_Directives_
A – Write out the part of the dating post below between "I’ve taken an" and "be that guy….", inclusive.
B – In the dating post below, what income level does the writer say they don't yet earn?

I’ve taken an interest in a 19 year old girl more recently although she says she isn’t always on the app. I was persistent enough to get a response from her and thankfully she hasn’t cut ties yet – though this means nothing since she could always choose to not respond to me even if she hadn’t unmatched me. Anyway she and a number of other young women on Tinder has thrown this word at me, sugar daddy.

Ah remember that I looked into that and said this wasn’t the strategy for me. I’m nowhere near the income level to become anyone’s sugar daddy. I don’t yet earn six-figures or more to even think I can afford these girls who only want to look at dollar $igns. They want to look fab with nice hair, clothes, shoes, phones and of course taking care of their nails. Sorry young women I’m just not going to be that guy….

Of course I have my idea on how to sidestep that – yeah I may have a high fail rate with this. Perhaps I can be that man who can treat them well whether or not these girls are 18-19-21 or even in their 30s. Maybe I need a woman who’s largely established herself more than anything at this point, however, why not play with these young girls who don’t yet know what they want yet.

_Records shown_
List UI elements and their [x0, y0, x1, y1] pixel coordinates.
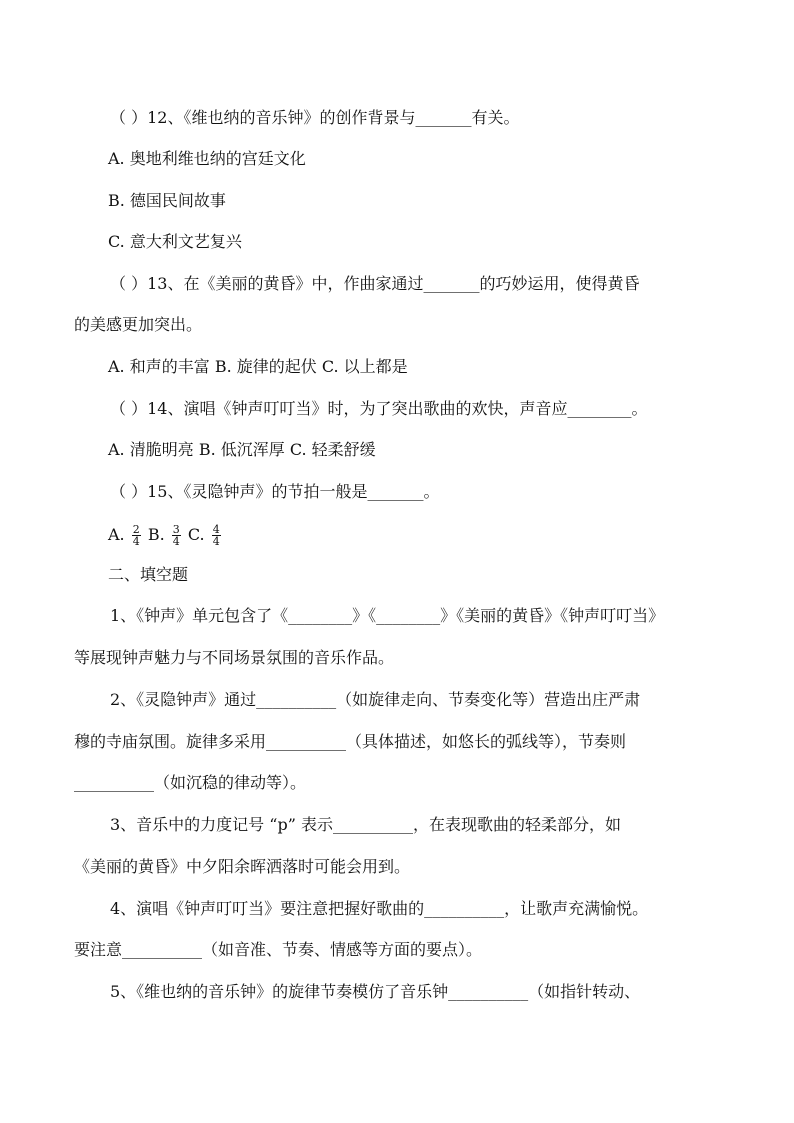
fill-item-5-line1: 5、《维也纳的音乐钟》的旋律节奏模仿了音乐钟__________（如指针转动、 — [110, 982, 641, 1001]
question-12-option-a: A. 奥地利维也纳的宫廷文化 — [108, 149, 306, 168]
question-12-option-b: B. 德国民间故事 — [108, 191, 226, 210]
question-13-options: A. 和声的丰富 B. 旋律的起伏 C. 以上都是 — [108, 357, 408, 376]
fill-item-2-line2: 穆的寺庙氛围。旋律多采用__________（具体描述，如悠长的弧线等），节奏则 — [74, 732, 627, 751]
question-14-options: A. 清脆明亮 B. 低沉浑厚 C. 轻柔舒缓 — [108, 440, 376, 459]
fill-item-3-line2: 《美丽的黄昏》中夕阳余晖洒落时可能会用到。 — [74, 857, 411, 876]
fill-item-1-line2: 等展现钟声魅力与不同场景氛围的音乐作品。 — [74, 648, 395, 667]
section-2-heading: 二、填空题 — [108, 565, 189, 584]
question-15-options — [0, 520, 794, 550]
fill-item-2-line3: __________（如沉稳的律动等）。 — [74, 773, 307, 792]
fraction-2-4 — [132, 524, 141, 547]
fraction-numerator: 3 — [172, 523, 180, 536]
fraction-3-4 — [172, 524, 181, 547]
question-15-stem: （ ）15、《灵隐钟声》的节拍一般是_______。 — [110, 482, 440, 501]
question-13-stem-line2: 的美感更加突出。 — [74, 315, 203, 334]
fraction-numerator: 4 — [212, 523, 220, 536]
fraction-numerator: 2 — [132, 523, 140, 536]
fraction-denominator: 4 — [212, 535, 220, 548]
question-12-stem: （ ）12、《维也纳的音乐钟》的创作背景与_______有关。 — [110, 108, 520, 127]
question-15-option-b-label: B. — [147, 525, 165, 544]
fill-item-4-line2: 要注意__________（如音准、节奏、情感等方面的要点）。 — [74, 940, 483, 959]
fill-item-1-line1: 1、《钟声》单元包含了《________》《________》《美丽的黄昏》《钟声叮叮当》 — [110, 606, 665, 625]
question-13-stem-line1: （ ）13、在《美丽的黄昏》中，作曲家通过_______的巧妙运用，使得黄昏 — [110, 274, 640, 293]
question-15-option-c-label: C. — [187, 525, 205, 544]
fill-item-4-line1: 4、演唱《钟声叮叮当》要注意把握好歌曲的__________，让歌声充满愉悦。 — [110, 899, 649, 918]
question-14-stem: （ ）14、演唱《钟声叮叮当》时，为了突出歌曲的欢快，声音应________。 — [110, 399, 648, 418]
fraction-denominator: 4 — [132, 535, 140, 548]
fraction-denominator: 4 — [172, 535, 180, 548]
fill-item-2-line1: 2、《灵隐钟声》通过__________（如旋律走向、节奏变化等）营造出庄严肃 — [110, 690, 641, 709]
fraction-4-4 — [212, 524, 221, 547]
question-15-option-a-label: A. — [108, 525, 125, 544]
fill-item-3-line1: 3、音乐中的力度记号 “p” 表示__________，在表现歌曲的轻柔部分，如 — [110, 815, 621, 834]
question-12-option-c: C. 意大利文艺复兴 — [108, 232, 242, 251]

_Expected answers_
A –
I’ve taken an interest in a 19 year old girl more recently although she says she isn’t always on the app. I was persistent enough to get a response from her and thankfully she hasn’t cut ties yet – though this means nothing since she could always choose to not respond to me even if she hadn’t unmatched me. Anyway she and a number of other young women on Tinder has thrown this word at me, sugar daddy.

Ah remember that I looked into that and said this wasn’t the strategy for me. I’m nowhere near the income level to become anyone’s sugar daddy. I don’t yet earn six-figures or more to even think I can afford these girls who only want to look at dollar $igns. They want to look fab with nice hair, clothes, shoes, phones and of course taking care of their nails. Sorry young women I’m just not going to be that guy….

B – Six figures or more.